### SET PROBLEM:
Retype each record shown below, leaving every character as it is.

### GIVEN DATA:
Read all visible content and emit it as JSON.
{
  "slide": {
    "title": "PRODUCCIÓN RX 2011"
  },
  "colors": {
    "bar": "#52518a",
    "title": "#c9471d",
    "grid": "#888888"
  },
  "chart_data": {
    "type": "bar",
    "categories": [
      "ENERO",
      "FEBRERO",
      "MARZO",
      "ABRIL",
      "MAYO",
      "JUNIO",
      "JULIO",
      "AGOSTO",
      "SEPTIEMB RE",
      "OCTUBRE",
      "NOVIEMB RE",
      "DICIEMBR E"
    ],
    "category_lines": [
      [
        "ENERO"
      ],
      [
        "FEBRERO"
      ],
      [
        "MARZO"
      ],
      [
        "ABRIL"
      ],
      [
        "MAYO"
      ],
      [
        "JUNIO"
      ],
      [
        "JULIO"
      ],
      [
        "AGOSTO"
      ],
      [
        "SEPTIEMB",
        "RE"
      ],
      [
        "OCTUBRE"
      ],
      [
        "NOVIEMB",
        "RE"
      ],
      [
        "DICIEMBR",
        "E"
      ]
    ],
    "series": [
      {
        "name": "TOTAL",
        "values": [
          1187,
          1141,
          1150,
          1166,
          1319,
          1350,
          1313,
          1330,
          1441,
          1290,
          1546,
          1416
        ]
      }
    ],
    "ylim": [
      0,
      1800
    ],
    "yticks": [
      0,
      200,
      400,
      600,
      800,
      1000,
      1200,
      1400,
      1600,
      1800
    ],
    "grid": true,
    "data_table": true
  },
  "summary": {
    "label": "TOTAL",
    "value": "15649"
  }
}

### CORRECT ANSWER:
Read all visible content and emit it as JSON.
{
  "slide": {
    "title": "PRODUCCIÓN RX 2011"
  },
  "colors": {
    "bar": "#52518a",
    "title": "#c9471d",
    "grid": "#888888"
  },
  "chart_data": {
    "type": "bar",
    "categories": [
      "ENERO",
      "FEBRERO",
      "MARZO",
      "ABRIL",
      "MAYO",
      "JUNIO",
      "JULIO",
      "AGOSTO",
      "SEPTIEMB RE",
      "OCTUBRE",
      "NOVIEMB RE",
      "DICIEMBR E"
    ],
    "category_lines": [
      [
        "ENERO"
      ],
      [
        "FEBRERO"
      ],
      [
        "MARZO"
      ],
      [
        "ABRIL"
      ],
      [
        "MAYO"
      ],
      [
        "JUNIO"
      ],
      [
        "JULIO"
      ],
      [
        "AGOSTO"
      ],
      [
        "SEPTIEMB",
        "RE"
      ],
      [
        "OCTUBRE"
      ],
      [
        "NOVIEMB",
        "RE"
      ],
      [
        "DICIEMBR",
        "E"
      ]
    ],
    "series": [
      {
        "name": "TOTAL",
        "values": [
          1187,
          1141,
          1150,
          1166,
          1319,
          1350,
          1313,
          1330,
          1441,
          1290,
          1546,
          1416
        ]
      }
    ],
    "ylim": [
      0,
      1800
    ],
    "yticks": [
      0,
      200,
      400,
      600,
      800,
      1000,
      1200,
      1400,
      1600,
      1800
    ],
    "grid": true,
    "data_table": true
  },
  "summary": {
    "label": "TOTAL",
    "value": "15649"
  }
}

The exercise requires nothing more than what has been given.